# PROBLEM TO SOLVE:
Copy each line of the material below that includes the string "labels".

# EXTRACTED INFORMATION:
Begin

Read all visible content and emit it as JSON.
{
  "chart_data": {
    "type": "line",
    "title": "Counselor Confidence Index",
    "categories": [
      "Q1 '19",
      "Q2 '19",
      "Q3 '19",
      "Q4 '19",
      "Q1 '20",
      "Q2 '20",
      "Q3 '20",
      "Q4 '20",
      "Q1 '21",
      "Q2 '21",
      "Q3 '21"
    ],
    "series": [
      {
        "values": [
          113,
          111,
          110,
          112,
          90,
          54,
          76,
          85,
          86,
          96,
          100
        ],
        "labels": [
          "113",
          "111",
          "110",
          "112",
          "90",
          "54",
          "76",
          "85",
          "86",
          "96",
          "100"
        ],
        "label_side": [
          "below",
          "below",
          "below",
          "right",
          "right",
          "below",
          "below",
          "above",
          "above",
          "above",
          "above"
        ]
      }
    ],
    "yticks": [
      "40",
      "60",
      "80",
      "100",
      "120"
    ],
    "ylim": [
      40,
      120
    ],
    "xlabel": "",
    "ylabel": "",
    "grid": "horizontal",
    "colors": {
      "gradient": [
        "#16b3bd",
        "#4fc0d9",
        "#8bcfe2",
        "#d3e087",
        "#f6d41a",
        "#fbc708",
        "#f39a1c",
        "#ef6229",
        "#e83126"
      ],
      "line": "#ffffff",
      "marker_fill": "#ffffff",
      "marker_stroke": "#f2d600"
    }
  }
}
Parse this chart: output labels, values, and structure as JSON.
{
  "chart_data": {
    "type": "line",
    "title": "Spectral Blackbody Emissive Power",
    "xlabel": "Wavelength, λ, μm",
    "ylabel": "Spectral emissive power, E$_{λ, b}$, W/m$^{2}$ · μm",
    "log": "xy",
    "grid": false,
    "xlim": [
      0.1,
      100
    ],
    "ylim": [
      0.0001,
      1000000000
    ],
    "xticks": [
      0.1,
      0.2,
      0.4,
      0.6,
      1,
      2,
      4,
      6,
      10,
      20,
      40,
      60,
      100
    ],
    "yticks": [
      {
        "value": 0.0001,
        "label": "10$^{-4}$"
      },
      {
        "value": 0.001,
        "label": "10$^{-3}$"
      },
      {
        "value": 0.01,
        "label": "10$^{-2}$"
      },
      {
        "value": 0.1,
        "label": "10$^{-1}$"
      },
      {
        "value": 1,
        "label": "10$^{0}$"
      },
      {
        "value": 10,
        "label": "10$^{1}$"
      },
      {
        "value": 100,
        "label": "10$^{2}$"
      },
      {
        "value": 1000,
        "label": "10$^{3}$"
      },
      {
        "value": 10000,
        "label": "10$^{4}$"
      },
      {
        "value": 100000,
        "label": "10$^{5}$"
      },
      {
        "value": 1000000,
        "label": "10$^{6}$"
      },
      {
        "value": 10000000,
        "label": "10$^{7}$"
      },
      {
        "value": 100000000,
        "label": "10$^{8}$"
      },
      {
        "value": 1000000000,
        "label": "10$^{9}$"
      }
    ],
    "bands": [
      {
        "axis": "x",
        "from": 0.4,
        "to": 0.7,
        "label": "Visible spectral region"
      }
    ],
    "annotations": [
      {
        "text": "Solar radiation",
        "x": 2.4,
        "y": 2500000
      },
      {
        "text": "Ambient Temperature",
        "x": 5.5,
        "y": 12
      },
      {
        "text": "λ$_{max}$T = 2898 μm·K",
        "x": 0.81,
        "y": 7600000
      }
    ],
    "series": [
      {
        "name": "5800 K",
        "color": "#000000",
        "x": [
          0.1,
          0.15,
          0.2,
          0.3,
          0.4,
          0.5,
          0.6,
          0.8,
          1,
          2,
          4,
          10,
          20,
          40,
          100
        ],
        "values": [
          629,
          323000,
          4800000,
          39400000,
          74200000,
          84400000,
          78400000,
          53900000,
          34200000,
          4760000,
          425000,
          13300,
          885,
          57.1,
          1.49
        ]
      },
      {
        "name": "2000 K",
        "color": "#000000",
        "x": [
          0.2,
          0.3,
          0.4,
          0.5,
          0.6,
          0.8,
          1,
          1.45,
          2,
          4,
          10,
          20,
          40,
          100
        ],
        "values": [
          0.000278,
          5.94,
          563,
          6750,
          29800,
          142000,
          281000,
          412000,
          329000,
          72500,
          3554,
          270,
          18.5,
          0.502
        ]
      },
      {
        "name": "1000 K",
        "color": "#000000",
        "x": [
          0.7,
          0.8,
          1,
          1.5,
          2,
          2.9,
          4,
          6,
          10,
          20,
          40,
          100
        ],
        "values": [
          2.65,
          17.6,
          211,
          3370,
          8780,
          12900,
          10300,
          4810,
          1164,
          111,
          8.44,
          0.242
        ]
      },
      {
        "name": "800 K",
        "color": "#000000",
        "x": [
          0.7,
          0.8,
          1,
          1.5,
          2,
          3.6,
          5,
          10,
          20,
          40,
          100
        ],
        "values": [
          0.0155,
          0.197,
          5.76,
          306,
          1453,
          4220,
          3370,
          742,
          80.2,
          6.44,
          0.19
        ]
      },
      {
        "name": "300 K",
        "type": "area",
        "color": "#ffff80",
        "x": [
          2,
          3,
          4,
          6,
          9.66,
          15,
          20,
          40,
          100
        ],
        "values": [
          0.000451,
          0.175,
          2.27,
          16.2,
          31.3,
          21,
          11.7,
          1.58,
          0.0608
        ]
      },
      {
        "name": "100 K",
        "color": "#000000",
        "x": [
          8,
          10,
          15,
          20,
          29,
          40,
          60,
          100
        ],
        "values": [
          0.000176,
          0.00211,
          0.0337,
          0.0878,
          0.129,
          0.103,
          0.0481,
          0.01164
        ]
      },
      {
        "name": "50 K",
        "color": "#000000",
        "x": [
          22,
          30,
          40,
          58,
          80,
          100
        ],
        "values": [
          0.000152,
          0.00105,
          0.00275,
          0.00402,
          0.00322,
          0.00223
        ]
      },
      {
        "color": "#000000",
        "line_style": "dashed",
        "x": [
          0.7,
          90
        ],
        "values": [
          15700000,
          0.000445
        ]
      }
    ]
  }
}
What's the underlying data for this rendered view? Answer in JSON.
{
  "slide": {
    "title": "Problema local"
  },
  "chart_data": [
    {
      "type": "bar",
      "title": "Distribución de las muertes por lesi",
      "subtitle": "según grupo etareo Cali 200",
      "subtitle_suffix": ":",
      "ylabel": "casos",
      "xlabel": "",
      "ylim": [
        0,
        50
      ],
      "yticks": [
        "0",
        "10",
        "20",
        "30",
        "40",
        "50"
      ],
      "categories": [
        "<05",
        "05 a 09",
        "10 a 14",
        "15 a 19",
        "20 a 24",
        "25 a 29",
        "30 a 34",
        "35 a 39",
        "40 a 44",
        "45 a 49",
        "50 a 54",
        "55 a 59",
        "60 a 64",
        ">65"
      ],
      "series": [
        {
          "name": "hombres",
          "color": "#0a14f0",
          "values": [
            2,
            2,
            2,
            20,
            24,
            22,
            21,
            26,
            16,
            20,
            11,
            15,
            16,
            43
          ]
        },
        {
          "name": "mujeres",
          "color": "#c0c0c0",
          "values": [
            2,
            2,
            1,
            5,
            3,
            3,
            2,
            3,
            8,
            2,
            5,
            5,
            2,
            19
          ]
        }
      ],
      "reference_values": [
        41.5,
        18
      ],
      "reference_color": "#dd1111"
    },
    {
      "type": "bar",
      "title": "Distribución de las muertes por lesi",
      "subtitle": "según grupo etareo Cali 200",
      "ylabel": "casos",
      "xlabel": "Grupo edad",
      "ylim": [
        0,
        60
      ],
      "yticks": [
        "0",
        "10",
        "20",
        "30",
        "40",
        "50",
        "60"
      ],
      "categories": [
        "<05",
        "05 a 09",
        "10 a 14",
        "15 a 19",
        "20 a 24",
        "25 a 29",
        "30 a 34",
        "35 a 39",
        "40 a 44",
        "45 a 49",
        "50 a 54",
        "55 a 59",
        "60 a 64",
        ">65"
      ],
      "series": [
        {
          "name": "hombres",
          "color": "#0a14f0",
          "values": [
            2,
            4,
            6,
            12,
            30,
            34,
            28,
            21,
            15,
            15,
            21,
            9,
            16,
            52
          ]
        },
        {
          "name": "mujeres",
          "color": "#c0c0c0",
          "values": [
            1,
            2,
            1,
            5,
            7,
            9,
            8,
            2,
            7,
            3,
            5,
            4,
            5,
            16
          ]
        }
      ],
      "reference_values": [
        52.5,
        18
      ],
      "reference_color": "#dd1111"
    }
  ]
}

End

# EXERCISE OUTPUT:
        "labels": [
Parse this chart: output labels, values, and structure as JSON.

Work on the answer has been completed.